Records from a data source ::
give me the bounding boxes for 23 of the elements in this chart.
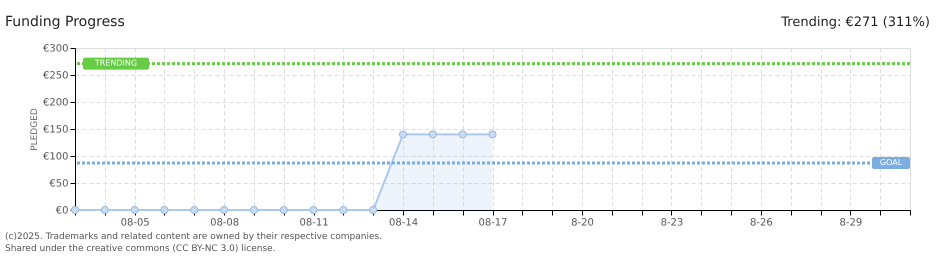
x-tick-label: 8-23 bbox=[660, 218, 684, 228]
x-tick-label: 08-17 bbox=[478, 218, 508, 228]
chart-title: Funding Progress bbox=[5, 14, 125, 30]
y-tick-label: €250 bbox=[43, 70, 68, 82]
y-tick-label: €150 bbox=[43, 124, 68, 136]
x-tick-label: 8-29 bbox=[840, 218, 862, 228]
x-tick-label: 08-14 bbox=[389, 218, 418, 228]
ref-line-label: GOAL bbox=[880, 158, 903, 168]
y-tick-label: €0 bbox=[56, 206, 68, 216]
x-tick-label: 8-20 bbox=[571, 218, 594, 228]
y-tick-label: €200 bbox=[43, 98, 68, 108]
x-tick-label: 08-05 bbox=[120, 218, 150, 228]
x-tick-label: 08-08 bbox=[210, 218, 240, 228]
text: Trending: €271 (311%) bbox=[780, 15, 930, 30]
y-tick-label: €100 bbox=[43, 152, 68, 162]
y-axis-title: PLEDGED bbox=[30, 108, 40, 151]
x-tick-label: 08-11 bbox=[300, 218, 329, 228]
x-tick-label: 8-26 bbox=[750, 218, 773, 228]
text: (c)2025. Trademarks and related content are owned by their respective companies. bbox=[5, 232, 382, 242]
ref-line-label: TRENDING bbox=[94, 58, 138, 68]
y-tick-label: €50 bbox=[49, 178, 68, 190]
text: Shared under the creative commons (CC BY-NC 3.0) license. bbox=[5, 244, 276, 254]
y-tick-label: €300 bbox=[43, 44, 68, 54]
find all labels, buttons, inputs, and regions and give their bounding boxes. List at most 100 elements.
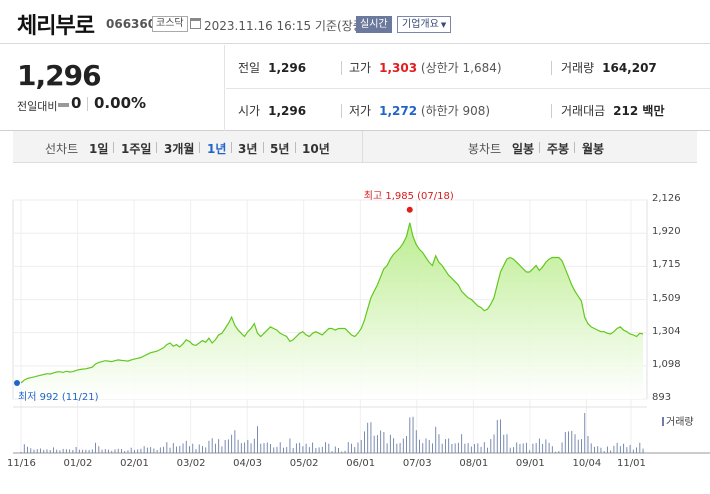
- prev-close-label: 전일: [238, 61, 261, 75]
- x-tick-label: 05/02: [289, 458, 319, 469]
- volume-bar: [172, 443, 174, 453]
- high-annotation: 최고 1,985 (07/18): [363, 190, 454, 202]
- y-tick-label: 1,098: [652, 358, 681, 370]
- volume-bar: [240, 443, 242, 453]
- volume-bar: [435, 426, 437, 453]
- price-chart-svg: [12, 199, 710, 454]
- volume-bar: [98, 446, 100, 453]
- quote-datetime: 2023.11.16 16:15 기준(장중): [204, 19, 369, 33]
- volume-bar: [253, 438, 255, 453]
- volume-bar: [276, 446, 278, 453]
- volume-bar: [383, 432, 385, 453]
- tab-1y[interactable]: 1년: [207, 142, 227, 156]
- volume-bar: [108, 449, 109, 453]
- volume-bar: [20, 452, 22, 453]
- company-info-button[interactable]: 기업개요 ▼: [397, 16, 452, 33]
- volume-bar: [594, 446, 595, 453]
- volume-bar: [292, 448, 294, 453]
- volume-bar: [95, 442, 97, 453]
- volume-bar: [558, 451, 560, 453]
- volume-bar: [490, 439, 492, 453]
- volume-bar: [315, 448, 317, 453]
- y-tick-label: 1,920: [652, 226, 681, 238]
- amount-item: 거래대금 212 백만: [561, 102, 664, 119]
- divider: [551, 104, 552, 118]
- volume-bar: [198, 444, 200, 453]
- volume-bar: [581, 439, 582, 453]
- flat-change-icon: [58, 103, 69, 107]
- divider: [231, 142, 232, 153]
- volume-bar: [166, 442, 168, 453]
- volume-bar: [121, 449, 122, 453]
- volume-bar: [257, 426, 258, 453]
- volume-bar: [623, 443, 625, 453]
- tab-3m[interactable]: 3개월: [164, 142, 195, 156]
- tab-daily[interactable]: 일봉: [512, 142, 535, 156]
- prev-close-item: 전일 1,296: [238, 59, 306, 76]
- volume-bar: [266, 442, 268, 453]
- volume-bar: [503, 434, 505, 453]
- divider: [341, 61, 342, 75]
- divider: [295, 142, 296, 153]
- volume-bar: [357, 442, 359, 453]
- tab-10y[interactable]: 10년: [302, 142, 330, 156]
- volume-bar: [263, 443, 265, 453]
- volume-bar: [389, 434, 391, 453]
- tab-1d[interactable]: 1일: [89, 142, 109, 156]
- volume-bar: [308, 447, 310, 453]
- open-item: 시가 1,296: [238, 102, 306, 119]
- volume-bar: [224, 440, 226, 453]
- realtime-button[interactable]: 실시간: [356, 16, 392, 33]
- y-tick-label: 1,304: [652, 325, 681, 337]
- volume-bar: [477, 443, 479, 453]
- tab-1w[interactable]: 1주일: [121, 142, 152, 156]
- stock-header: 체리부로 066360 코스닥 2023.11.16 16:15 기준(장중) …: [0, 0, 710, 44]
- volume-bar: [273, 447, 275, 453]
- chevron-down-icon: ▼: [440, 21, 447, 29]
- volume-bar: [169, 447, 171, 453]
- volume-bar: [40, 448, 41, 453]
- low-marker: [14, 380, 20, 387]
- volume-bar: [231, 434, 233, 453]
- volume-bar: [584, 413, 586, 453]
- volume-bar: [597, 446, 599, 453]
- price-area: [21, 222, 643, 399]
- volume-bar: [124, 450, 126, 453]
- volume-bar: [23, 444, 25, 453]
- quote-panel: 1,296 전일대비 0 0.00% 전일 1,296 고가 1,303 (상한가 …: [0, 45, 710, 131]
- volume-bar: [127, 450, 129, 453]
- x-tick-label: 06/01: [346, 458, 376, 469]
- tab-5y[interactable]: 5년: [270, 142, 290, 156]
- volume-bar: [642, 448, 644, 453]
- volume-bar: [451, 444, 453, 453]
- volume-bar: [237, 439, 239, 453]
- volume-bar: [619, 446, 621, 453]
- tab-3y[interactable]: 3년: [238, 142, 258, 156]
- volume-bar: [454, 443, 456, 453]
- volume-bar: [513, 447, 514, 453]
- amount-label: 거래대금: [561, 104, 606, 118]
- volume-bar: [143, 446, 145, 453]
- divider: [113, 142, 114, 153]
- volume-bar: [43, 450, 45, 453]
- volume-bar: [564, 432, 566, 453]
- tab-monthly[interactable]: 월봉: [582, 142, 605, 156]
- volume-bar: [159, 447, 161, 453]
- volume-bar: [338, 448, 339, 453]
- high-label: 고가: [349, 61, 372, 75]
- price-series-line: [20, 222, 644, 384]
- volume-bar: [208, 440, 210, 453]
- volume-bar: [529, 450, 531, 453]
- volume-bar: [542, 444, 544, 453]
- volume-bar: [214, 443, 216, 453]
- volume-bar: [626, 447, 628, 453]
- x-tick-label: 11/16: [7, 458, 36, 469]
- calendar-icon: [190, 18, 201, 29]
- volume-bar: [59, 450, 61, 453]
- tab-weekly[interactable]: 주봉: [547, 142, 570, 156]
- volume-bar: [522, 443, 524, 453]
- prev-close-value: 1,296: [268, 61, 307, 75]
- volume-bar: [415, 430, 417, 453]
- divider: [362, 131, 363, 163]
- volume-bar: [380, 430, 382, 453]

What you have to do :: Write out all of the entries above again word for word and line by line, leaving out the pictures.

Correct answer ::
give me the bounding boxes for 23 of the elements in this chart.
x-tick-label: 8-23 bbox=[660, 218, 684, 228]
x-tick-label: 08-17 bbox=[478, 218, 508, 228]
chart-title: Funding Progress bbox=[5, 14, 125, 30]
y-tick-label: €250 bbox=[43, 70, 68, 82]
y-tick-label: €150 bbox=[43, 124, 68, 136]
x-tick-label: 8-29 bbox=[840, 218, 862, 228]
x-tick-label: 08-14 bbox=[389, 218, 418, 228]
ref-line-label: GOAL bbox=[880, 158, 903, 168]
y-tick-label: €0 bbox=[56, 206, 68, 216]
x-tick-label: 8-20 bbox=[571, 218, 594, 228]
y-tick-label: €200 bbox=[43, 98, 68, 108]
x-tick-label: 08-05 bbox=[120, 218, 150, 228]
x-tick-label: 08-08 bbox=[210, 218, 240, 228]
text: Trending: €271 (311%) bbox=[780, 15, 930, 30]
y-tick-label: €100 bbox=[43, 152, 68, 162]
y-axis-title: PLEDGED bbox=[30, 108, 40, 151]
x-tick-label: 08-11 bbox=[300, 218, 329, 228]
x-tick-label: 8-26 bbox=[750, 218, 773, 228]
text: (c)2025. Trademarks and related content are owned by their respective companies. bbox=[5, 232, 382, 242]
ref-line-label: TRENDING bbox=[94, 58, 138, 68]
y-tick-label: €50 bbox=[49, 178, 68, 190]
text: Shared under the creative commons (CC BY-NC 3.0) license. bbox=[5, 244, 276, 254]
y-tick-label: €300 bbox=[43, 44, 68, 54]
find all labels, buttons, inputs, and regions and give their bounding boxes. List at most 100 elements.
- prev-close-label: 전일: [238, 61, 261, 75]
- x-tick-label: 05/02: [289, 458, 319, 469]
- volume-bar: [172, 443, 174, 453]
- high-annotation: 최고 1,985 (07/18): [363, 190, 454, 202]
- y-tick-label: 1,098: [652, 358, 681, 370]
- volume-bar: [240, 443, 242, 453]
- volume-bar: [435, 426, 437, 453]
- price-chart-svg: [12, 199, 710, 454]
- volume-bar: [98, 446, 100, 453]
- quote-datetime: 2023.11.16 16:15 기준(장중): [204, 19, 369, 33]
- volume-bar: [253, 438, 255, 453]
- volume-bar: [276, 446, 278, 453]
- volume-bar: [383, 432, 385, 453]
- tab-1y[interactable]: 1년: [207, 142, 227, 156]
- volume-bar: [108, 449, 109, 453]
- volume-bar: [20, 452, 22, 453]
- company-info-button[interactable]: 기업개요 ▼: [397, 16, 452, 33]
- volume-bar: [594, 446, 595, 453]
- volume-bar: [292, 448, 294, 453]
- volume-bar: [95, 442, 97, 453]
- volume-bar: [558, 451, 560, 453]
- volume-bar: [490, 439, 492, 453]
- volume-bar: [315, 448, 317, 453]
- y-tick-label: 1,920: [652, 226, 681, 238]
- amount-item: 거래대금 212 백만: [561, 102, 664, 119]
- divider: [551, 104, 552, 118]
- volume-bar: [198, 444, 200, 453]
- volume-bar: [581, 439, 582, 453]
- flat-change-icon: [58, 103, 69, 107]
- divider: [231, 142, 232, 153]
- volume-bar: [166, 442, 168, 453]
- volume-bar: [121, 449, 122, 453]
- volume-bar: [257, 426, 258, 453]
- volume-bar: [623, 443, 625, 453]
- tab-3m[interactable]: 3개월: [164, 142, 195, 156]
- tab-daily[interactable]: 일봉: [512, 142, 535, 156]
- prev-close-item: 전일 1,296: [238, 59, 306, 76]
- volume-bar: [266, 442, 268, 453]
- volume-bar: [503, 434, 505, 453]
- divider: [341, 61, 342, 75]
- divider: [295, 142, 296, 153]
- volume-bar: [357, 442, 359, 453]
- tab-10y[interactable]: 10년: [302, 142, 330, 156]
- volume-bar: [263, 443, 265, 453]
- volume-bar: [389, 434, 391, 453]
- tab-1d[interactable]: 1일: [89, 142, 109, 156]
- volume-bar: [308, 447, 310, 453]
- open-item: 시가 1,296: [238, 102, 306, 119]
- volume-bar: [224, 440, 226, 453]
- realtime-button[interactable]: 실시간: [356, 16, 392, 33]
- y-tick-label: 1,304: [652, 325, 681, 337]
- volume-bar: [477, 443, 479, 453]
- tab-1w[interactable]: 1주일: [121, 142, 152, 156]
- stock-header: 체리부로 066360 코스닥 2023.11.16 16:15 기준(장중) …: [0, 0, 710, 44]
- volume-bar: [273, 447, 275, 453]
- chevron-down-icon: ▼: [440, 21, 447, 29]
- volume-bar: [169, 447, 171, 453]
- volume-bar: [40, 448, 41, 453]
- low-marker: [14, 380, 20, 387]
- volume-bar: [231, 434, 233, 453]
- volume-bar: [584, 413, 586, 453]
- volume-bar: [597, 446, 599, 453]
- price-area: [21, 222, 643, 399]
- volume-bar: [124, 450, 126, 453]
- volume-bar: [23, 444, 25, 453]
- quote-panel: 1,296 전일대비 0 0.00% 전일 1,296 고가 1,303 (상한가 …: [0, 45, 710, 131]
- volume-bar: [127, 450, 129, 453]
- x-tick-label: 06/01: [346, 458, 376, 469]
- tab-5y[interactable]: 5년: [270, 142, 290, 156]
- volume-bar: [642, 448, 644, 453]
- volume-bar: [451, 444, 453, 453]
- volume-bar: [237, 439, 239, 453]
- volume-bar: [619, 446, 621, 453]
- tab-3y[interactable]: 3년: [238, 142, 258, 156]
- volume-bar: [454, 443, 456, 453]
- volume-bar: [513, 447, 514, 453]
- amount-label: 거래대금: [561, 104, 606, 118]
- volume-bar: [143, 446, 145, 453]
- divider: [113, 142, 114, 153]
- volume-bar: [43, 450, 45, 453]
- volume-bar: [564, 432, 566, 453]
- tab-monthly[interactable]: 월봉: [582, 142, 605, 156]
- volume-bar: [159, 447, 161, 453]
- volume-bar: [338, 448, 339, 453]
- high-label: 고가: [349, 61, 372, 75]
- price-series-line: [20, 222, 644, 384]
- volume-bar: [208, 440, 210, 453]
- volume-bar: [529, 450, 531, 453]
- volume-bar: [542, 444, 544, 453]
- volume-bar: [214, 443, 216, 453]
- volume-bar: [626, 447, 628, 453]
- x-tick-label: 11/16: [7, 458, 36, 469]
- calendar-icon: [190, 18, 201, 29]
- volume-bar: [59, 450, 61, 453]
- tab-weekly[interactable]: 주봉: [547, 142, 570, 156]
- volume-bar: [522, 443, 524, 453]
- prev-close-value: 1,296: [268, 61, 307, 75]
- volume-bar: [415, 430, 417, 453]
- divider: [362, 131, 363, 163]
- volume-bar: [380, 430, 382, 453]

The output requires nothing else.